### Records for this task
--- Begin ---

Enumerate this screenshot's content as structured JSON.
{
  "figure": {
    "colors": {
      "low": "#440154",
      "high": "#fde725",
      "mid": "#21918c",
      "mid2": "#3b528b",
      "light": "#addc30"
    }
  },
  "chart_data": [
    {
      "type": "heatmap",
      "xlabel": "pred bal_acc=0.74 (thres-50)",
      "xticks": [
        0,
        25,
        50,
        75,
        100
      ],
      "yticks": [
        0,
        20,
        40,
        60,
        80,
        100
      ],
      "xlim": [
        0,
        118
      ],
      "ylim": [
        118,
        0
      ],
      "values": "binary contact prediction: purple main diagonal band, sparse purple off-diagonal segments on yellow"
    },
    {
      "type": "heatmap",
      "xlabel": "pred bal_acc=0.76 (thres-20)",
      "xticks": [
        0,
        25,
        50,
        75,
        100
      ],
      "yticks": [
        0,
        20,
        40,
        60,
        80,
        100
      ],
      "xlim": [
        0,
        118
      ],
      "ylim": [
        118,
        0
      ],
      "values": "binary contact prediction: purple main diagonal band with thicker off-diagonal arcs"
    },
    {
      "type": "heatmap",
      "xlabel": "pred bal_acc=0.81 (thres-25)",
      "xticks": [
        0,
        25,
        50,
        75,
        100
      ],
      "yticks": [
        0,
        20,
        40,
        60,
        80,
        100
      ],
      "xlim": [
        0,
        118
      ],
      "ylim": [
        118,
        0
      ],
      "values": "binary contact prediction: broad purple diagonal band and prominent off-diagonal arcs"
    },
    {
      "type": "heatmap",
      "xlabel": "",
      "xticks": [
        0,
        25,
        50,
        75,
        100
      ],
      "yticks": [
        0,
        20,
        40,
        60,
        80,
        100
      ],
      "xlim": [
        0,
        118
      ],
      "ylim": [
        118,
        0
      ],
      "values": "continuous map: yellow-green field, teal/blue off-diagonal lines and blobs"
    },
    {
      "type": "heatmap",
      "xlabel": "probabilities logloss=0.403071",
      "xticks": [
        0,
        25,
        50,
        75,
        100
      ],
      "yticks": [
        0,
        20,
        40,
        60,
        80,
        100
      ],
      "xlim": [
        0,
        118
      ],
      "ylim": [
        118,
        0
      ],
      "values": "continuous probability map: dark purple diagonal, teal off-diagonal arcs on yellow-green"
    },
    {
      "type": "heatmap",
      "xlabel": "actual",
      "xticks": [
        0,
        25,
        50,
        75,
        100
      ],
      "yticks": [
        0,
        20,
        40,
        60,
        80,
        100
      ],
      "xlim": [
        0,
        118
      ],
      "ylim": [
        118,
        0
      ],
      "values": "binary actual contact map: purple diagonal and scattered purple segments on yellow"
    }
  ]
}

--- End ---

### To be done
Extract every line above exactly as it stands.

### Answer to this task
Enumerate this screenshot's content as structured JSON.
{
  "figure": {
    "colors": {
      "low": "#440154",
      "high": "#fde725",
      "mid": "#21918c",
      "mid2": "#3b528b",
      "light": "#addc30"
    }
  },
  "chart_data": [
    {
      "type": "heatmap",
      "xlabel": "pred bal_acc=0.74 (thres-50)",
      "xticks": [
        0,
        25,
        50,
        75,
        100
      ],
      "yticks": [
        0,
        20,
        40,
        60,
        80,
        100
      ],
      "xlim": [
        0,
        118
      ],
      "ylim": [
        118,
        0
      ],
      "values": "binary contact prediction: purple main diagonal band, sparse purple off-diagonal segments on yellow"
    },
    {
      "type": "heatmap",
      "xlabel": "pred bal_acc=0.76 (thres-20)",
      "xticks": [
        0,
        25,
        50,
        75,
        100
      ],
      "yticks": [
        0,
        20,
        40,
        60,
        80,
        100
      ],
      "xlim": [
        0,
        118
      ],
      "ylim": [
        118,
        0
      ],
      "values": "binary contact prediction: purple main diagonal band with thicker off-diagonal arcs"
    },
    {
      "type": "heatmap",
      "xlabel": "pred bal_acc=0.81 (thres-25)",
      "xticks": [
        0,
        25,
        50,
        75,
        100
      ],
      "yticks": [
        0,
        20,
        40,
        60,
        80,
        100
      ],
      "xlim": [
        0,
        118
      ],
      "ylim": [
        118,
        0
      ],
      "values": "binary contact prediction: broad purple diagonal band and prominent off-diagonal arcs"
    },
    {
      "type": "heatmap",
      "xlabel": "",
      "xticks": [
        0,
        25,
        50,
        75,
        100
      ],
      "yticks": [
        0,
        20,
        40,
        60,
        80,
        100
      ],
      "xlim": [
        0,
        118
      ],
      "ylim": [
        118,
        0
      ],
      "values": "continuous map: yellow-green field, teal/blue off-diagonal lines and blobs"
    },
    {
      "type": "heatmap",
      "xlabel": "probabilities logloss=0.403071",
      "xticks": [
        0,
        25,
        50,
        75,
        100
      ],
      "yticks": [
        0,
        20,
        40,
        60,
        80,
        100
      ],
      "xlim": [
        0,
        118
      ],
      "ylim": [
        118,
        0
      ],
      "values": "continuous probability map: dark purple diagonal, teal off-diagonal arcs on yellow-green"
    },
    {
      "type": "heatmap",
      "xlabel": "actual",
      "xticks": [
        0,
        25,
        50,
        75,
        100
      ],
      "yticks": [
        0,
        20,
        40,
        60,
        80,
        100
      ],
      "xlim": [
        0,
        118
      ],
      "ylim": [
        118,
        0
      ],
      "values": "binary actual contact map: purple diagonal and scattered purple segments on yellow"
    }
  ]
}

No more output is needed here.